▶ _What is asked_
Reproduce the data below in full and exclude every picture.

Collected data entries
— start —
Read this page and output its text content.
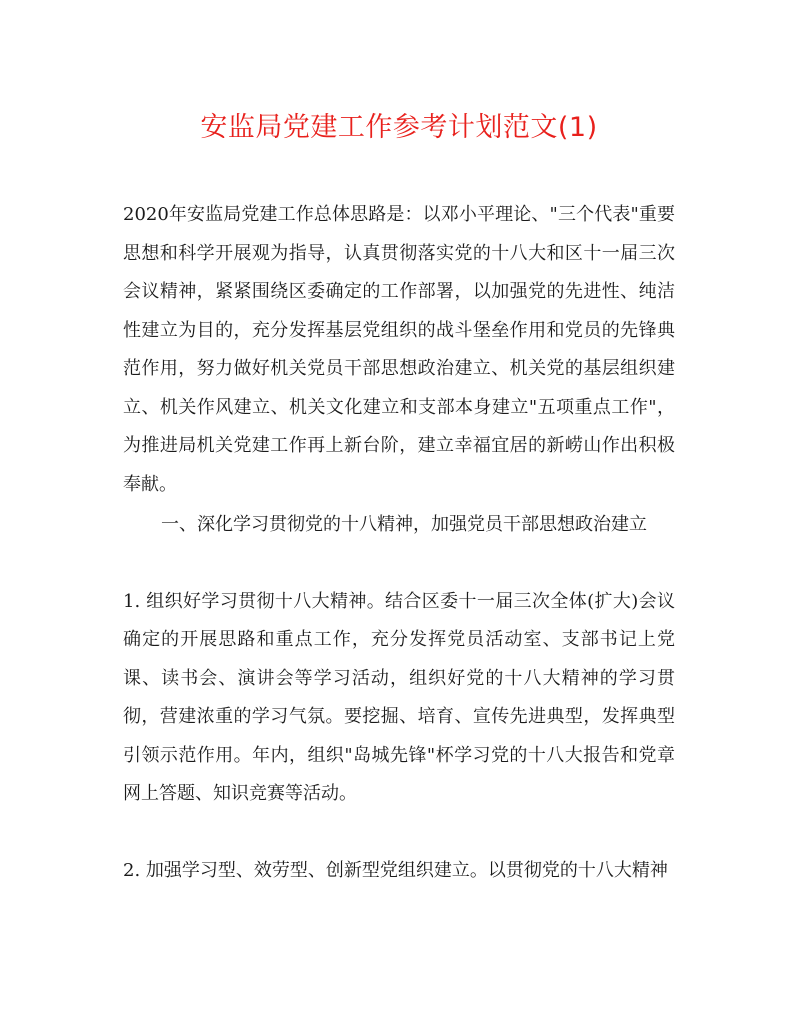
安监局党建工作参考计划范文(1)

2020年安监局党建工作总体思路是：以邓小平理论、"三个代表"重要思想和科学开展观为指导，认真贯彻落实党的十八大和区十一届三次会议精神，紧紧围绕区委确定的工作部署，以加强党的先进性、纯洁性建立为目的，充分发挥基层党组织的战斗堡垒作用和党员的先锋典范作用，努力做好机关党员干部思想政治建立、机关党的基层组织建立、机关作风建立、机关文化建立和支部本身建立"五项重点工作"，为推进局机关党建工作再上新台阶，建立幸福宜居的新崂山作出积极奉献。

一、深化学习贯彻党的十八精神，加强党员干部思想政治建立

1. 组织好学习贯彻十八大精神。结合区委十一届三次全体(扩大)会议确定的开展思路和重点工作，充分发挥党员活动室、支部书记上党课、读书会、演讲会等学习活动，组织好党的十八大精神的学习贯彻，营建浓重的学习气氛。要挖掘、培育、宣传先进典型，发挥典型引领示范作用。年内，组织"岛城先锋"杯学习党的十八大报告和党章网上答题、知识竞赛等活动。

2. 加强学习型、效劳型、创新型党组织建立。以贯彻党的十八大精神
— end —
▶ _Solved exercise_
Read this page and output its text content.
安监局党建工作参考计划范文(1)

2020年安监局党建工作总体思路是：以邓小平理论、"三个代表"重要思想和科学开展观为指导，认真贯彻落实党的十八大和区十一届三次会议精神，紧紧围绕区委确定的工作部署，以加强党的先进性、纯洁性建立为目的，充分发挥基层党组织的战斗堡垒作用和党员的先锋典范作用，努力做好机关党员干部思想政治建立、机关党的基层组织建立、机关作风建立、机关文化建立和支部本身建立"五项重点工作"，为推进局机关党建工作再上新台阶，建立幸福宜居的新崂山作出积极奉献。

一、深化学习贯彻党的十八精神，加强党员干部思想政治建立

1. 组织好学习贯彻十八大精神。结合区委十一届三次全体(扩大)会议确定的开展思路和重点工作，充分发挥党员活动室、支部书记上党课、读书会、演讲会等学习活动，组织好党的十八大精神的学习贯彻，营建浓重的学习气氛。要挖掘、培育、宣传先进典型，发挥典型引领示范作用。年内，组织"岛城先锋"杯学习党的十八大报告和党章网上答题、知识竞赛等活动。

2. 加强学习型、效劳型、创新型党组织建立。以贯彻党的十八大精神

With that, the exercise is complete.